-- Directions for this task --
Copy every line from the records below that holds the word "structured".

+++

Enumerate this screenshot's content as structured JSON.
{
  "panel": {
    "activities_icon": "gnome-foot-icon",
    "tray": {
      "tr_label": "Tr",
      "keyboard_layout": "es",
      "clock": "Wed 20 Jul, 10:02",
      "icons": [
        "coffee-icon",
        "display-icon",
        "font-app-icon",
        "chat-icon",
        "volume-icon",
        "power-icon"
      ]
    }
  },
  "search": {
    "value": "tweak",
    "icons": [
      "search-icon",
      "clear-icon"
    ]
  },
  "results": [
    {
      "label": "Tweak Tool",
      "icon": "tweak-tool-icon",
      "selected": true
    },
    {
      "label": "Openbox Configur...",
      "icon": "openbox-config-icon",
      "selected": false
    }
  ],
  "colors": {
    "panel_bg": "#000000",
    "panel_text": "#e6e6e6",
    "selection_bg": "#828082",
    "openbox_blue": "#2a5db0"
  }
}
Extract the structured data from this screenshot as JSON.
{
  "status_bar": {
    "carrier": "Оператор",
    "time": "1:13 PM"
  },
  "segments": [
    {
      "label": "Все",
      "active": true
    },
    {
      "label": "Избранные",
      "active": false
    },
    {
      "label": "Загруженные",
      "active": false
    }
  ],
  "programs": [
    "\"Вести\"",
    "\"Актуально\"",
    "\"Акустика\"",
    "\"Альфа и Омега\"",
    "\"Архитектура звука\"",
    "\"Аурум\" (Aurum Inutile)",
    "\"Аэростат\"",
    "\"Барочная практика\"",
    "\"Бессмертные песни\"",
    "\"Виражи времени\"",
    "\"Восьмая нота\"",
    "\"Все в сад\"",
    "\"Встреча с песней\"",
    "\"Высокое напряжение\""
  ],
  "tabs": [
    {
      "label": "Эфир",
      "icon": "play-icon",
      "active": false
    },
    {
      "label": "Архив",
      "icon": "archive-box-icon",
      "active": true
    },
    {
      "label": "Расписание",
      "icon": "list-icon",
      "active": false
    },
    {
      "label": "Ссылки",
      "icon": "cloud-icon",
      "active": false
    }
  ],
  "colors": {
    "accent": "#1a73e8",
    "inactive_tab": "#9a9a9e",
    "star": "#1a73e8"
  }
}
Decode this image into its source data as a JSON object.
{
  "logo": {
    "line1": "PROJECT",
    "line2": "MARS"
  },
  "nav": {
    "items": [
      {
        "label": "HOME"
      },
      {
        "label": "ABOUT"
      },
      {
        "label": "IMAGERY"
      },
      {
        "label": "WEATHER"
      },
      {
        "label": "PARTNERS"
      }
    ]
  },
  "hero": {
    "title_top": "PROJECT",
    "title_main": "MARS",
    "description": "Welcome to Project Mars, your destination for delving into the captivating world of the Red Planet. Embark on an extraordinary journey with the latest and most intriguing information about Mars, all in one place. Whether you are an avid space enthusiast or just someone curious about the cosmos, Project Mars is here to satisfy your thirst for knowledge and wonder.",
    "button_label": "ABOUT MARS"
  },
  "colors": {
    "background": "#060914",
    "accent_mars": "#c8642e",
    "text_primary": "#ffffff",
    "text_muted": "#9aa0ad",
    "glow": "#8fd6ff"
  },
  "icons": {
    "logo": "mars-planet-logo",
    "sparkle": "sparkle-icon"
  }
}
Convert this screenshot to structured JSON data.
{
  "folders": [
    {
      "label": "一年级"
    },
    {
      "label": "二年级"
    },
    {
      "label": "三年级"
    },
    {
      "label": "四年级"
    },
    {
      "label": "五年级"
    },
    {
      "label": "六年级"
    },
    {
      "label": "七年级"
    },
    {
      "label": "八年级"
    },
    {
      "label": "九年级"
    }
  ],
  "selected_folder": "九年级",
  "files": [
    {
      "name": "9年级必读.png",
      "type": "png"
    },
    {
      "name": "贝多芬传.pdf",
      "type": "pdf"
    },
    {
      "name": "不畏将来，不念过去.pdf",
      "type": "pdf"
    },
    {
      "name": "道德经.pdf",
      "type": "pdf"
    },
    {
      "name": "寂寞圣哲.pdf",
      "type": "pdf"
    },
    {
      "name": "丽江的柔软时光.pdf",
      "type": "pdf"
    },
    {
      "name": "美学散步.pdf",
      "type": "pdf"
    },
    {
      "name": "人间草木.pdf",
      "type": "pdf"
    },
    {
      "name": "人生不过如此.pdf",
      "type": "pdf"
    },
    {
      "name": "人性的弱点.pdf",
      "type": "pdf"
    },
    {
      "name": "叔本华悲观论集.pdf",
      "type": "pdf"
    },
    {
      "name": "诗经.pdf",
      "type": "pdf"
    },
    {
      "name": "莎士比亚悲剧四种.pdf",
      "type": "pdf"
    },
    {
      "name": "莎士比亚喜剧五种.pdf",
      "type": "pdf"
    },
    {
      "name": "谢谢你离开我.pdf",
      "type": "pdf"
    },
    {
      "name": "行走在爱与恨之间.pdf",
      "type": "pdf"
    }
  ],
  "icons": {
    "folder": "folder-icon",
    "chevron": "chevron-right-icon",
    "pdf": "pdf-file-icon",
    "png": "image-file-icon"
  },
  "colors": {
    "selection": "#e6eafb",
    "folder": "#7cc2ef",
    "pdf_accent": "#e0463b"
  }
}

+++

-- Problem solution --
Enumerate this screenshot's content as structured JSON.
Extract the structured data from this screenshot as JSON.
Convert this screenshot to structured JSON data.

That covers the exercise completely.